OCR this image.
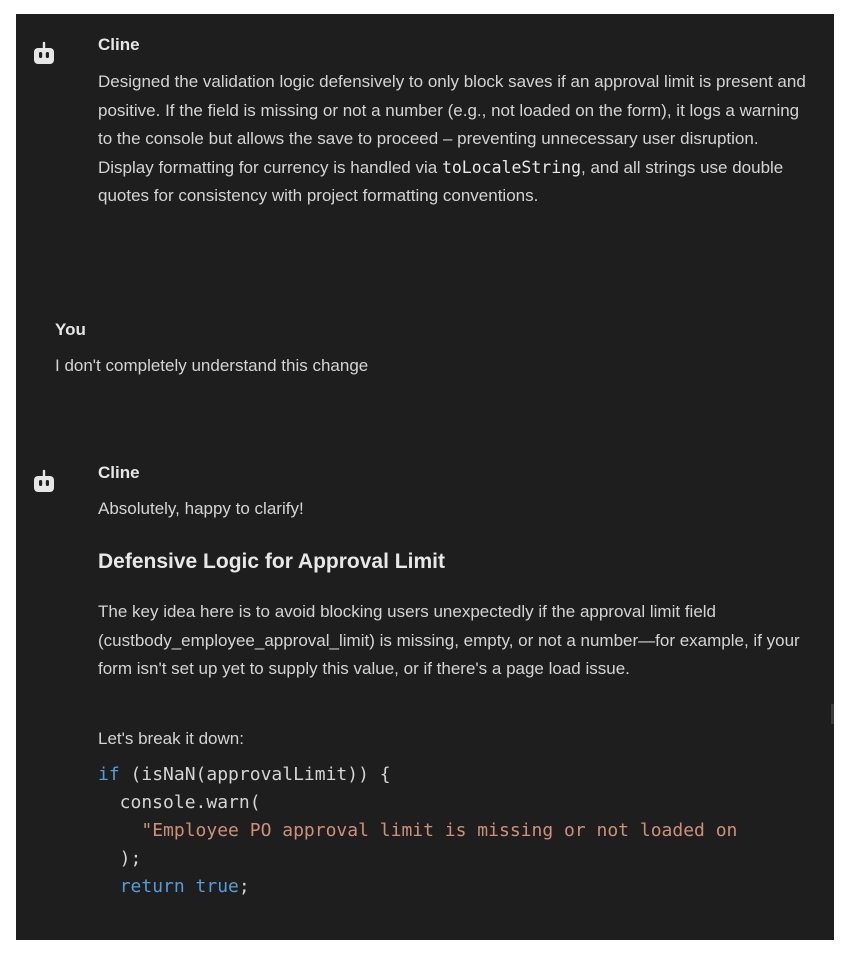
Cline

Designed the validation logic defensively to only block saves if an approval limit is present and positive. If the field is missing or not a number (e.g., not loaded on the form), it logs a warning to the console but allows the save to proceed – preventing unnecessary user disruption. Display formatting for currency is handled via toLocaleString, and all strings use double quotes for consistency with project formatting conventions.

You

I don't completely understand this change

Cline

Absolutely, happy to clarify!

Defensive Logic for Approval Limit

The key idea here is to avoid blocking users unexpectedly if the approval limit field (custbody_employee_approval_limit) is missing, empty, or not a number—for example, if your form isn't set up yet to supply this value, or if there's a page load issue.

Let's break it down:

if (isNaN(approvalLimit)) {
console.warn(
"Employee PO approval limit is missing or not loaded on
);
return true;
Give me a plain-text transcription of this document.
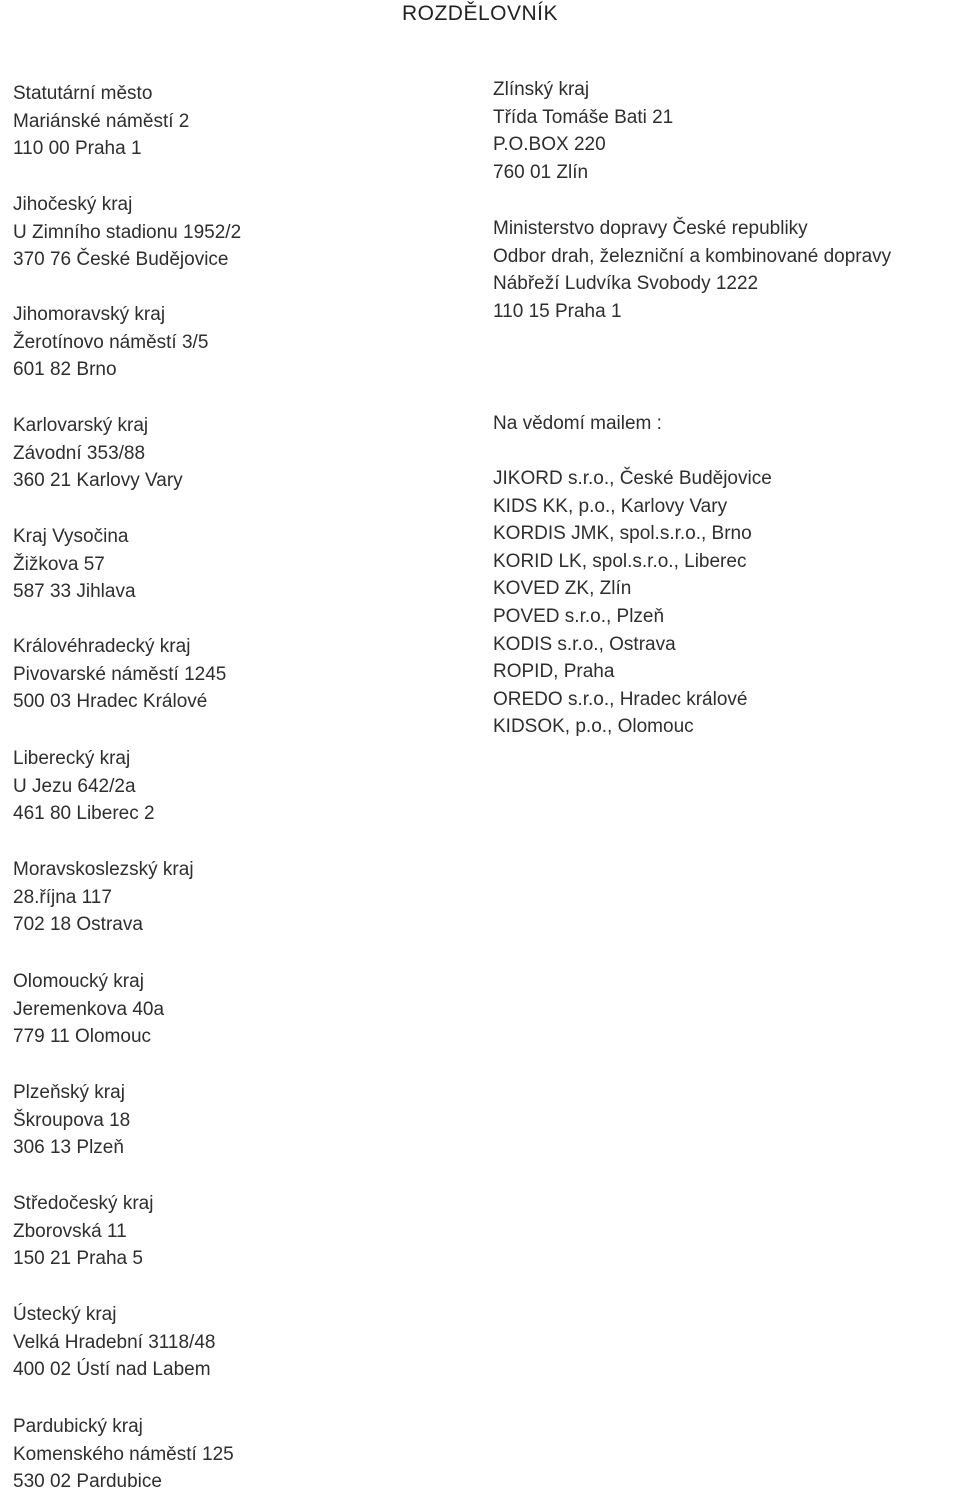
ROZDĚLOVNÍK
Statutární město
Mariánské náměstí 2
110 00 Praha 1
Jihočeský kraj
U Zimního stadionu 1952/2
370 76 České Budějovice
Jihomoravský kraj
Žerotínovo náměstí 3/5
601 82 Brno
Karlovarský kraj
Závodní 353/88
360 21 Karlovy Vary
Kraj Vysočina
Žižkova 57
587 33 Jihlava
Královéhradecký kraj
Pivovarské náměstí 1245
500 03 Hradec Králové
Liberecký kraj
U Jezu 642/2a
461 80 Liberec 2
Moravskoslezský kraj
28.října 117
702 18 Ostrava
Olomoucký kraj
Jeremenkova 40a
779 11 Olomouc
Plzeňský kraj
Škroupova 18
306 13 Plzeň
Středočeský kraj
Zborovská 11
150 21 Praha 5
Ústecký kraj
Velká Hradební 3118/48
400 02 Ústí nad Labem
Pardubický kraj
Komenského náměstí 125
530 02 Pardubice
Zlínský kraj
Třída Tomáše Bati 21
P.O.BOX 220
760 01 Zlín
Ministerstvo dopravy České republiky
Odbor drah, železniční a kombinované dopravy
Nábřeží Ludvíka Svobody 1222
110 15 Praha 1
Na vědomí mailem :
JIKORD s.r.o., České Budějovice
KIDS KK, p.o., Karlovy Vary
KORDIS JMK, spol.s.r.o., Brno
KORID LK, spol.s.r.o., Liberec
KOVED ZK, Zlín
POVED s.r.o., Plzeň
KODIS s.r.o., Ostrava
ROPID, Praha
OREDO s.r.o., Hradec králové
KIDSOK, p.o., Olomouc
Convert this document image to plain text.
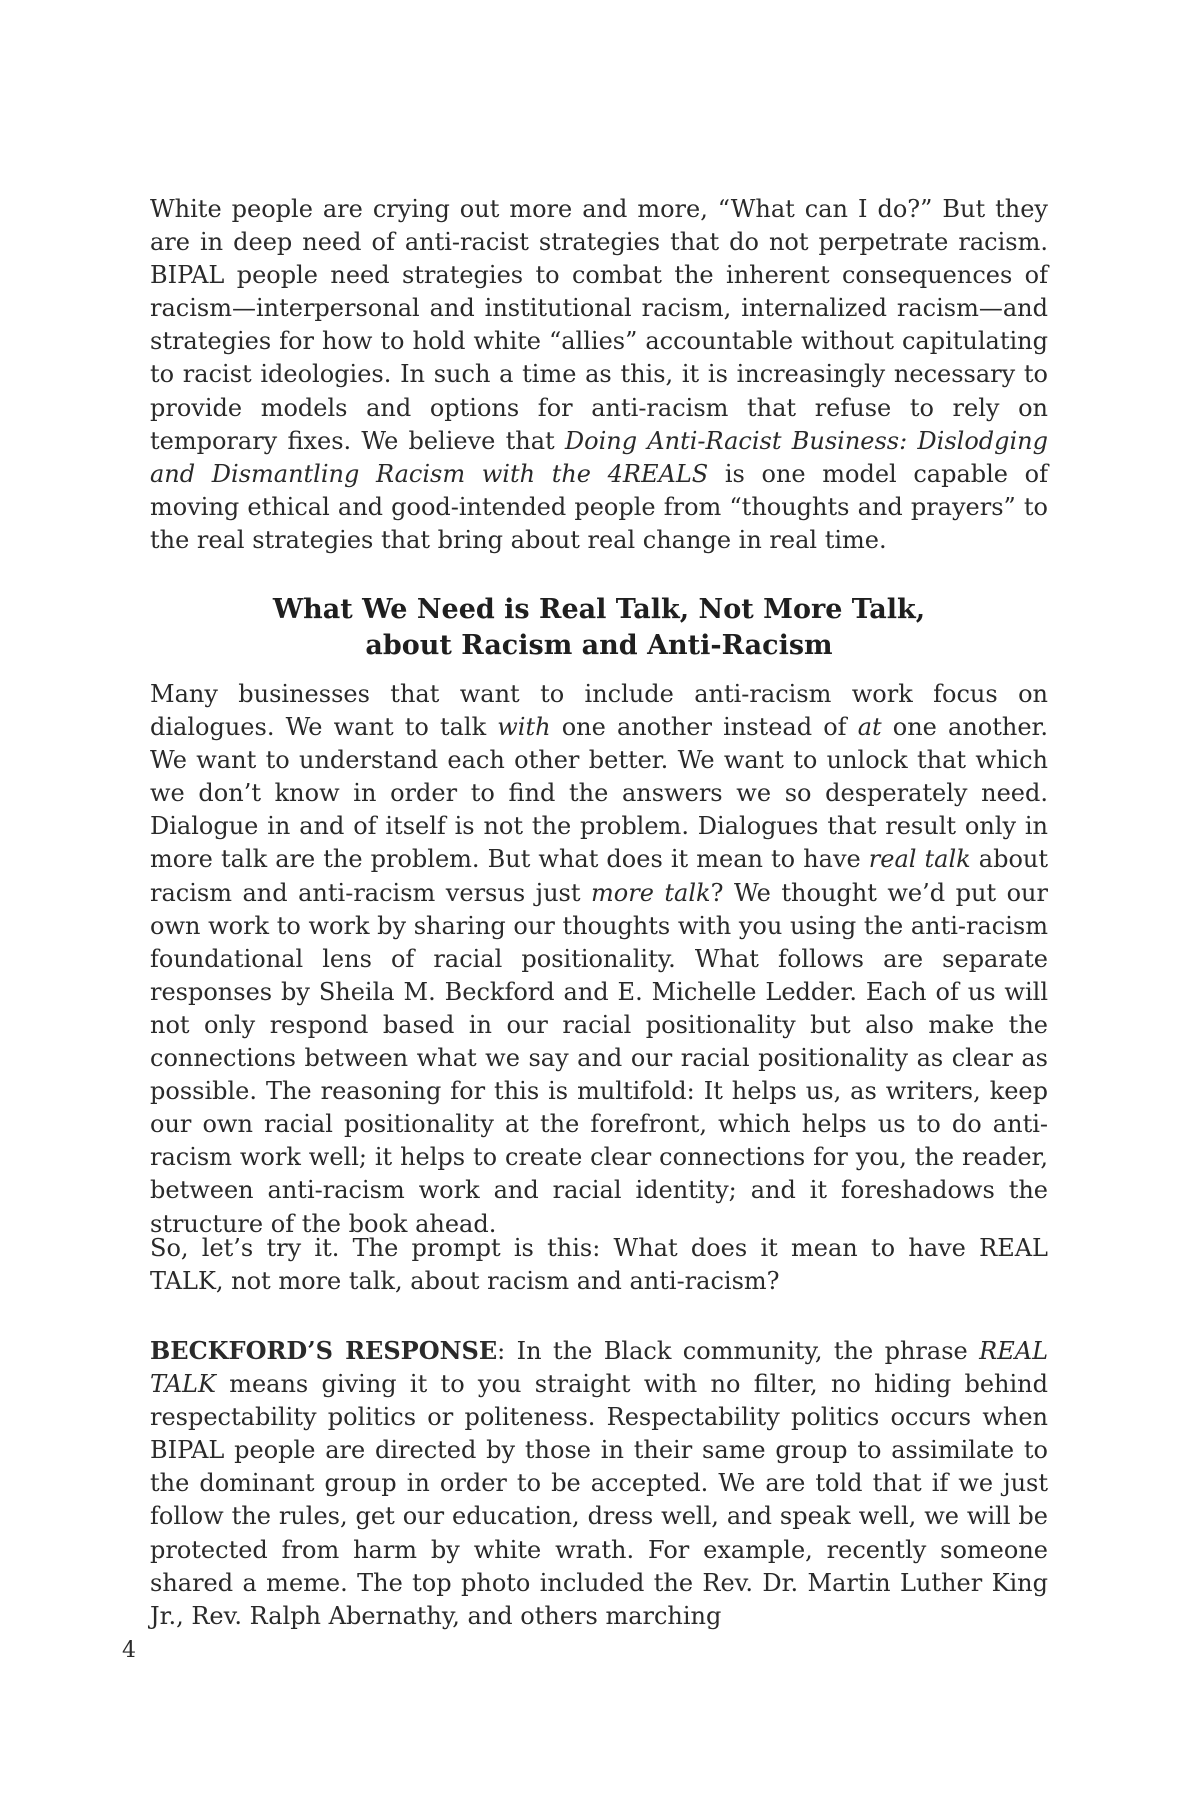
White people are crying out more and more, “What can I do?” But they are in deep need of anti-racist strategies that do not perpetrate racism. BIPAL people need strategies to combat the inherent consequences of racism—interpersonal and institutional racism, internalized racism—and strategies for how to hold white “allies” accountable without capitulating to racist ideologies. In such a time as this, it is increasingly necessary to provide models and options for anti-racism that refuse to rely on temporary fixes. We believe that Doing Anti-Racist Business: Dislodging and Dismantling Racism with the 4REALS is one model capable of moving ethical and good-intended people from “thoughts and prayers” to the real strategies that bring about real change in real time.

What We Need is Real Talk, Not More Talk,
about Racism and Anti-Racism

Many businesses that want to include anti-racism work focus on dialogues. We want to talk with one another instead of at one another. We want to understand each other better. We want to unlock that which we don’t know in order to find the answers we so desperately need. Dialogue in and of itself is not the problem. Dialogues that result only in more talk are the problem. But what does it mean to have real talk about racism and anti-racism versus just more talk? We thought we’d put our own work to work by sharing our thoughts with you using the anti-racism foundational lens of racial positionality. What follows are separate responses by Sheila M. Beckford and E. Michelle Ledder. Each of us will not only respond based in our racial positionality but also make the connections between what we say and our racial positionality as clear as possible. The reasoning for this is multifold: It helps us, as writers, keep our own racial positionality at the forefront, which helps us to do anti-racism work well; it helps to create clear connections for you, the reader, between anti-racism work and racial identity; and it foreshadows the structure of the book ahead.

So, let’s try it. The prompt is this: What does it mean to have REAL TALK, not more talk, about racism and anti-racism?

BECKFORD’S RESPONSE: In the Black community, the phrase REAL TALK means giving it to you straight with no filter, no hiding behind respectability politics or politeness. Respectability politics occurs when BIPAL people are directed by those in their same group to assimilate to the dominant group in order to be accepted. We are told that if we just follow the rules, get our education, dress well, and speak well, we will be protected from harm by white wrath. For example, recently someone shared a meme. The top photo included the Rev. Dr. Martin Luther King Jr., Rev. Ralph Abernathy, and others marching

4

◇ ◇ ◇

Exercise
Show the lines of the data that hold the word "Budějovice".

Task answer
370 76 České Budějovice
JIKORD s.r.o., České Budějovice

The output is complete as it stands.